*REQUIREMENTS*. Gather every line from the entries below that includes "subtitle".

*DATA RECORDS*.
──────
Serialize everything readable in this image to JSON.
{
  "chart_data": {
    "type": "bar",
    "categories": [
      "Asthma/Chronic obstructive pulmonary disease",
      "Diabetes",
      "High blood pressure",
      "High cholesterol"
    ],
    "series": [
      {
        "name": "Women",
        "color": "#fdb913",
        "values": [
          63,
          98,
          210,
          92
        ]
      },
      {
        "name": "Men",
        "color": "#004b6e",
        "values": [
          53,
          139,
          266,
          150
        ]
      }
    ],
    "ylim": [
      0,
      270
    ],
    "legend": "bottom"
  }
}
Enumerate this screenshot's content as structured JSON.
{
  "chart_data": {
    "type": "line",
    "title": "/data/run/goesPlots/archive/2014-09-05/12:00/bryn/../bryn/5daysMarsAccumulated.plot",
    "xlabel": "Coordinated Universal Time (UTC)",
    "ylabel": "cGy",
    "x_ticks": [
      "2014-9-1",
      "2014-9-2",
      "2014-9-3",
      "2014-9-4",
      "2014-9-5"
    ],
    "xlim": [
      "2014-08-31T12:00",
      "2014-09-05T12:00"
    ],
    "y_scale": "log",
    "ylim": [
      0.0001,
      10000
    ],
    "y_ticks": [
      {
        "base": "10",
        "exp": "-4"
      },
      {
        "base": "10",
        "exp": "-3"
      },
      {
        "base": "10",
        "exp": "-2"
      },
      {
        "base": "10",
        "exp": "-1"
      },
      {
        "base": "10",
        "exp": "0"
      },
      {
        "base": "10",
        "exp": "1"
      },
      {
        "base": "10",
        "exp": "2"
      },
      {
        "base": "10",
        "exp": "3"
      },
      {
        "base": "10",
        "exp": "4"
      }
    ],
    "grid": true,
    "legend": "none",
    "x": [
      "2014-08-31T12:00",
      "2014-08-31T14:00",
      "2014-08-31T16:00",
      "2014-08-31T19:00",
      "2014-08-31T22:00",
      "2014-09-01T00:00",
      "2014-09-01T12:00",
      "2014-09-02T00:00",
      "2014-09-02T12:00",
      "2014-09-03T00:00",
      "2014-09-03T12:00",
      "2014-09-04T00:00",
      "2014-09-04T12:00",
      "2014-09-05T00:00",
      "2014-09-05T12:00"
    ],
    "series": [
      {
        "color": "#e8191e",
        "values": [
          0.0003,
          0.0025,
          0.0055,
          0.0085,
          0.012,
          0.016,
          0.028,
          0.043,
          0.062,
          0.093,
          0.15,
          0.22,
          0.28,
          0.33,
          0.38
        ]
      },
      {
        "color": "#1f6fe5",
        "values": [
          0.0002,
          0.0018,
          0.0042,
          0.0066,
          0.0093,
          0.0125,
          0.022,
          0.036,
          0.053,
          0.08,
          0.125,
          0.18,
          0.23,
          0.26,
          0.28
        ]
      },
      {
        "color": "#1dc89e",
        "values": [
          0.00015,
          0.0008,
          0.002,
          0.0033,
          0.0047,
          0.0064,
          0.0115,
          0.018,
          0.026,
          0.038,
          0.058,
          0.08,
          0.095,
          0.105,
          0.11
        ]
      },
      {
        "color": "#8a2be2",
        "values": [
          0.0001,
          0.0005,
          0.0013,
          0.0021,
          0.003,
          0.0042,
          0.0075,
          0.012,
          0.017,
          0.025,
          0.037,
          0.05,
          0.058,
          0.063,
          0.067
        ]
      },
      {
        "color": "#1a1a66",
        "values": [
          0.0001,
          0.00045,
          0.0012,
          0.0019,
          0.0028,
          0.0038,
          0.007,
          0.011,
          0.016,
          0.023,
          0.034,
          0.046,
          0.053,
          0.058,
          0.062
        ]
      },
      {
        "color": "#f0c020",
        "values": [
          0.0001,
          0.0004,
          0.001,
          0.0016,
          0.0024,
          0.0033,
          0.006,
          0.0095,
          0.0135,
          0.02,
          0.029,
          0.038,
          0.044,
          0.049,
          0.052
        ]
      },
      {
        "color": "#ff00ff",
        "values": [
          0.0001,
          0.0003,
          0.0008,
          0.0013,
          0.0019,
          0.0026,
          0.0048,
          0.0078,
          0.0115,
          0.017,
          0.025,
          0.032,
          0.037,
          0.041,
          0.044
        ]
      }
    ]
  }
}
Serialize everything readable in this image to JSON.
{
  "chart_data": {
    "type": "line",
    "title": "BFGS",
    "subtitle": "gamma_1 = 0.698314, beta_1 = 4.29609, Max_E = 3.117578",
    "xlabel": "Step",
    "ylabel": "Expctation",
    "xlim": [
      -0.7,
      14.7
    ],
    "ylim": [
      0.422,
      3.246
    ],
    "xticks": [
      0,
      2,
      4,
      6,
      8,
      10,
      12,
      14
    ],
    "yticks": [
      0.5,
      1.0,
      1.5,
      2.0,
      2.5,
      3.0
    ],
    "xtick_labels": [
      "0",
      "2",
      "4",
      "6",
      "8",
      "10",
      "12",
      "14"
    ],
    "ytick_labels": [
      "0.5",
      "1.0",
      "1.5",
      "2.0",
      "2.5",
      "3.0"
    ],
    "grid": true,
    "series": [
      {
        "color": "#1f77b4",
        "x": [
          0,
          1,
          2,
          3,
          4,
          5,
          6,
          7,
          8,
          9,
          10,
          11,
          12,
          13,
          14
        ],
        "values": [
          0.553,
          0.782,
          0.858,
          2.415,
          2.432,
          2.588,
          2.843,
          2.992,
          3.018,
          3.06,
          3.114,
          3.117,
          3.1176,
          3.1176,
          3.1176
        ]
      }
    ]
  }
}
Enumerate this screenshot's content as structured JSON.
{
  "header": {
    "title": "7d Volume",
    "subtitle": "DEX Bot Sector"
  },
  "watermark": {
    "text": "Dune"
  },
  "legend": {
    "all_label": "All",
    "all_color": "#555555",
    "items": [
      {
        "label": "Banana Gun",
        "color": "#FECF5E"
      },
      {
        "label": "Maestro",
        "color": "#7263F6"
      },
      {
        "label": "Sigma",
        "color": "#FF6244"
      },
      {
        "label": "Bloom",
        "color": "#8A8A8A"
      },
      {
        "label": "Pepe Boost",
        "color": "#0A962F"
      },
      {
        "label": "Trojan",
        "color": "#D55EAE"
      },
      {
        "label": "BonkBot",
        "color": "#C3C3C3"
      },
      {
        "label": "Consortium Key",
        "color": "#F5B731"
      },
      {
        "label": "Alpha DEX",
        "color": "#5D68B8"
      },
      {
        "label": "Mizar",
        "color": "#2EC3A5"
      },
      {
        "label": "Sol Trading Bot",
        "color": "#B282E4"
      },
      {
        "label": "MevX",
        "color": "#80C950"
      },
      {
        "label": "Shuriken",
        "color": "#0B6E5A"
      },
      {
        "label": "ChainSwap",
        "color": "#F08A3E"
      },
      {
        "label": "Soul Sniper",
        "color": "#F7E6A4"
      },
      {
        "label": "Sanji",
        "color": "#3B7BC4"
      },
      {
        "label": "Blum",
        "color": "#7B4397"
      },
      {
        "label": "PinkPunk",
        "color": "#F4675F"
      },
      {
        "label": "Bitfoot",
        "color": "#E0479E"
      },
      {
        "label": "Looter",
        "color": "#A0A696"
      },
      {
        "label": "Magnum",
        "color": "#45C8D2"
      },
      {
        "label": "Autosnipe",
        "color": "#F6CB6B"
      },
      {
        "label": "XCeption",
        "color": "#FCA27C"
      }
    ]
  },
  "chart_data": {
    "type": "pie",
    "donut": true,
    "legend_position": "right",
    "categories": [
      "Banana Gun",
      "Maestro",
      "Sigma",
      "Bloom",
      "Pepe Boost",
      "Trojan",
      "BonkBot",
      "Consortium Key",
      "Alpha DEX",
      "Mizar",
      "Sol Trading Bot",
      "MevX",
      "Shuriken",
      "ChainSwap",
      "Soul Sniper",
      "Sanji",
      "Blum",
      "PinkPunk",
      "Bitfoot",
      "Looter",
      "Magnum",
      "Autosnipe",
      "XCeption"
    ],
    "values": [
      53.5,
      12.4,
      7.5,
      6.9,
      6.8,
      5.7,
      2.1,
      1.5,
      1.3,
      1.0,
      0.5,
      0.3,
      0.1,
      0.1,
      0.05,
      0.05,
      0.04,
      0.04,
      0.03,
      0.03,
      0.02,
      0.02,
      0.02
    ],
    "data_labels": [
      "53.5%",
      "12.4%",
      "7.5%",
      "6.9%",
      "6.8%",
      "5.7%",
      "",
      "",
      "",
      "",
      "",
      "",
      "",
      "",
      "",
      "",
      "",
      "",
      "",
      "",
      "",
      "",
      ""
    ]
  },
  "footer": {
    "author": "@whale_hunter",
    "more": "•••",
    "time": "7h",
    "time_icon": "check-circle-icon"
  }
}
──────
*ANSWER IN FULL*.
    "subtitle": "gamma_1 = 0.698314, beta_1 = 4.29609, Max_E = 3.117578",
    "subtitle": "DEX Bot Sector"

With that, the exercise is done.